* begin MATERIAL SHOWN *
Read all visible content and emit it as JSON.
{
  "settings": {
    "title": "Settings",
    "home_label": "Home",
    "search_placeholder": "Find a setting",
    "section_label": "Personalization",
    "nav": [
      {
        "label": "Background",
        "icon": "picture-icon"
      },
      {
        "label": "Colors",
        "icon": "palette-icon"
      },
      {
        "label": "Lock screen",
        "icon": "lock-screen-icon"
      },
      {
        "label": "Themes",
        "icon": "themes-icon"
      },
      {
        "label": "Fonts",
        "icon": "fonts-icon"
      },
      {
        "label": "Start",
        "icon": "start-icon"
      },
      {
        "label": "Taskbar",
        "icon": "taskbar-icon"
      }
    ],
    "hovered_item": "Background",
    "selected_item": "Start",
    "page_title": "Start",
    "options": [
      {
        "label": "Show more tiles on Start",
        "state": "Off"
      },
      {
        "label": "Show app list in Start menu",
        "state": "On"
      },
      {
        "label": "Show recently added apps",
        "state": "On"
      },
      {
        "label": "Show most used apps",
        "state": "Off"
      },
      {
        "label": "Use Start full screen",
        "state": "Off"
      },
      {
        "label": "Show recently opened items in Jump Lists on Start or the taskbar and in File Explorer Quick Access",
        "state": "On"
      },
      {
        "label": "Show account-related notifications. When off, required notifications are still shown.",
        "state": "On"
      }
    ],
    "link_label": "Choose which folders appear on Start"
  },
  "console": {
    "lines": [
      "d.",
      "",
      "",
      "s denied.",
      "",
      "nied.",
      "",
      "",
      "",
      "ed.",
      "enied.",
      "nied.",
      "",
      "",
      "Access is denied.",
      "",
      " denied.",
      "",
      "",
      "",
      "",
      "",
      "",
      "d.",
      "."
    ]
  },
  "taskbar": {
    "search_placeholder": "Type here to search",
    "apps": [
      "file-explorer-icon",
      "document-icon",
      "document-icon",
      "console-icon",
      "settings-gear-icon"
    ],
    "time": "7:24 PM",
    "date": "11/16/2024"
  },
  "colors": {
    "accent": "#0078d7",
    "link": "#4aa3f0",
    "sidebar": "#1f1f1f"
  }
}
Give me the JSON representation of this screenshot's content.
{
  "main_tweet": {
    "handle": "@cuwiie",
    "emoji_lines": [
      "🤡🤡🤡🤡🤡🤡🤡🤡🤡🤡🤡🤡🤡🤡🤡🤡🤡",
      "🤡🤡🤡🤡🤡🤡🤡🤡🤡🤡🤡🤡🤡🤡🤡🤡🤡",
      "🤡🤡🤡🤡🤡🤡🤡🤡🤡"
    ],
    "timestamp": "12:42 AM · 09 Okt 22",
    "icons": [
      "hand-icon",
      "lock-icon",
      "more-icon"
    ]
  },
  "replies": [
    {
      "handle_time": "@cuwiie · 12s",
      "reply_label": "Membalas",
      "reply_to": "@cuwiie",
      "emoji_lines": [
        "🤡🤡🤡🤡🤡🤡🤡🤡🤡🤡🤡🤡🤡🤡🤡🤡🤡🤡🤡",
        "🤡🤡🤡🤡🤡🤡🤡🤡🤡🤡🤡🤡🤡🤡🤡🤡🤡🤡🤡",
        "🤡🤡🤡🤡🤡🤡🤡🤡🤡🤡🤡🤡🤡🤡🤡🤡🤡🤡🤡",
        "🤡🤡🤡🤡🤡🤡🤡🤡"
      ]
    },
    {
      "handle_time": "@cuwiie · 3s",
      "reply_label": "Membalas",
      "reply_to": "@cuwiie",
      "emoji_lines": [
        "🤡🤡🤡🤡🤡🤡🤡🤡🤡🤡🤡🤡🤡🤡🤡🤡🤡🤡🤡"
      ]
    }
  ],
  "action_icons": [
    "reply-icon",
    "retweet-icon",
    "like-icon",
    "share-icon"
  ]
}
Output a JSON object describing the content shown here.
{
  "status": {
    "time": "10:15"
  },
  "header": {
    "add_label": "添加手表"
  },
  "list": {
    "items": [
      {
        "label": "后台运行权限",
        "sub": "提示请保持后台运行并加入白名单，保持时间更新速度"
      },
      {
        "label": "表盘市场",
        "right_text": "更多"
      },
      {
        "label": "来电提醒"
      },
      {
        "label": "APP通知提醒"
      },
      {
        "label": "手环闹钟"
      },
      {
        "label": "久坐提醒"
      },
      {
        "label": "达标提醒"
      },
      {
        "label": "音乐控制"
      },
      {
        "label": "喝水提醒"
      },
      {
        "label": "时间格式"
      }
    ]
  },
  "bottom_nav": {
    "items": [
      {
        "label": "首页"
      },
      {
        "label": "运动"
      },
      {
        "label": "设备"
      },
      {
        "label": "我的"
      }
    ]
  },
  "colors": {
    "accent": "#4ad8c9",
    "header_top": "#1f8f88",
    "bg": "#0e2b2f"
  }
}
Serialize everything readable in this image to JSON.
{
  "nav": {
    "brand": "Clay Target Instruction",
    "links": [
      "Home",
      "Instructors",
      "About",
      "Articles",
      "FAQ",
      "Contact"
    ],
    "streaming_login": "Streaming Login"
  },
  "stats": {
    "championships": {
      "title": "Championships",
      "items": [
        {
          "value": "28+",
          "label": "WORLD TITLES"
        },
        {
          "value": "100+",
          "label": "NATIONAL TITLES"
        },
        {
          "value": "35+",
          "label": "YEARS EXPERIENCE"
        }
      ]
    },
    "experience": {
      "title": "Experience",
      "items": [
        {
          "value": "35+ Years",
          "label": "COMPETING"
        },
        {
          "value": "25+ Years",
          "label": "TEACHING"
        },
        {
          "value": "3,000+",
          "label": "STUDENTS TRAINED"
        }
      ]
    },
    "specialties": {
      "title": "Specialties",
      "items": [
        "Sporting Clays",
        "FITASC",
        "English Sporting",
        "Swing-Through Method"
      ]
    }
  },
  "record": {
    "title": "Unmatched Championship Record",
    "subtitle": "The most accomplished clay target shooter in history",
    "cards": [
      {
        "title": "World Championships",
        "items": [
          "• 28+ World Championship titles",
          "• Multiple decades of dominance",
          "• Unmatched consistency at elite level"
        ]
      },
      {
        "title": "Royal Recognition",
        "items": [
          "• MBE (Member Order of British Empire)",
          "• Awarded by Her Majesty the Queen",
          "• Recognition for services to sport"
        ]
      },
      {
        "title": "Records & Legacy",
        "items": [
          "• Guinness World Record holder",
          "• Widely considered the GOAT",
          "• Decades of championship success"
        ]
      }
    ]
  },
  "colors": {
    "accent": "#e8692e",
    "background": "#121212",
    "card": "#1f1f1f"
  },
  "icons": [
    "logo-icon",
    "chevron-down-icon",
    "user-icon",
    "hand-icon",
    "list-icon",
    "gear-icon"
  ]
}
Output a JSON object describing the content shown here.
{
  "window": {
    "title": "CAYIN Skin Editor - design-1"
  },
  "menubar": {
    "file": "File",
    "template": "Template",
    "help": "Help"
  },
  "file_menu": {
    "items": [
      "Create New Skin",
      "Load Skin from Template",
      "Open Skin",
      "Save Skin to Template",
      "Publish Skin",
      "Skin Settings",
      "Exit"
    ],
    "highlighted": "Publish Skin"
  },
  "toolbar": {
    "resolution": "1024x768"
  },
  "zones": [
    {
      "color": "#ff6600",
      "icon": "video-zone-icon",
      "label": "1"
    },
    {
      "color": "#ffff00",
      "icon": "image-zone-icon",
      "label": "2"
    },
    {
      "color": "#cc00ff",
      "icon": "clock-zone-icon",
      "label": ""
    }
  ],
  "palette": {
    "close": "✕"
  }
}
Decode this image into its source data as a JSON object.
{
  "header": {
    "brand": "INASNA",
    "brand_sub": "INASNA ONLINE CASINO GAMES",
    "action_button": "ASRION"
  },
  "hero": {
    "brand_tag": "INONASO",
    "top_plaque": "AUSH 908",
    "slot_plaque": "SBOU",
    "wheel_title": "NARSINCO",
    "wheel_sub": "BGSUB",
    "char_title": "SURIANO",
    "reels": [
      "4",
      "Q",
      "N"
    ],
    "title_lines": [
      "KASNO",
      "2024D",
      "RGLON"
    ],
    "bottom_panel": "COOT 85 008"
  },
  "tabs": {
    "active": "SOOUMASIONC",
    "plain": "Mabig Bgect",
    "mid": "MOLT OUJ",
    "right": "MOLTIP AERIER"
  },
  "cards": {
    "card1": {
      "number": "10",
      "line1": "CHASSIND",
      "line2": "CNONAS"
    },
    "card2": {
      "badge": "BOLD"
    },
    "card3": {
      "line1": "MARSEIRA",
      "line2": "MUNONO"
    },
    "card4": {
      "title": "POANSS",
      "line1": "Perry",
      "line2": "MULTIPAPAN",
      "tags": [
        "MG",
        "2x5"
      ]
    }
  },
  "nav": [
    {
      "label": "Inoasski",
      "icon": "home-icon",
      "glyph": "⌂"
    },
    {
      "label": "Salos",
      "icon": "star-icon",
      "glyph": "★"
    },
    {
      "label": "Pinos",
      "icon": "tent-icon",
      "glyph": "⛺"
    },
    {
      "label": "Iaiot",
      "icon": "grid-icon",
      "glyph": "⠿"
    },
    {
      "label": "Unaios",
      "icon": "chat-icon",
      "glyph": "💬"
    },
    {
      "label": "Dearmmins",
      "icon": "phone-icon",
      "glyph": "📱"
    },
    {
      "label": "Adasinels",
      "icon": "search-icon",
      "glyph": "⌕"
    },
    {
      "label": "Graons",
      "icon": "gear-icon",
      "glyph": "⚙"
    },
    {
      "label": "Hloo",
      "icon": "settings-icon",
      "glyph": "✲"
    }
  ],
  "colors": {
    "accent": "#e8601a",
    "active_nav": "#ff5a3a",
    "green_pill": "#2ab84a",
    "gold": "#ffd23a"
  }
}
* end MATERIAL SHOWN *
Your task is to gather all lines from the entries above that hold the word "Template".

= EXPECTED OUTPUT =
    "template": "Template",
      "Load Skin from Template",
      "Save Skin to Template",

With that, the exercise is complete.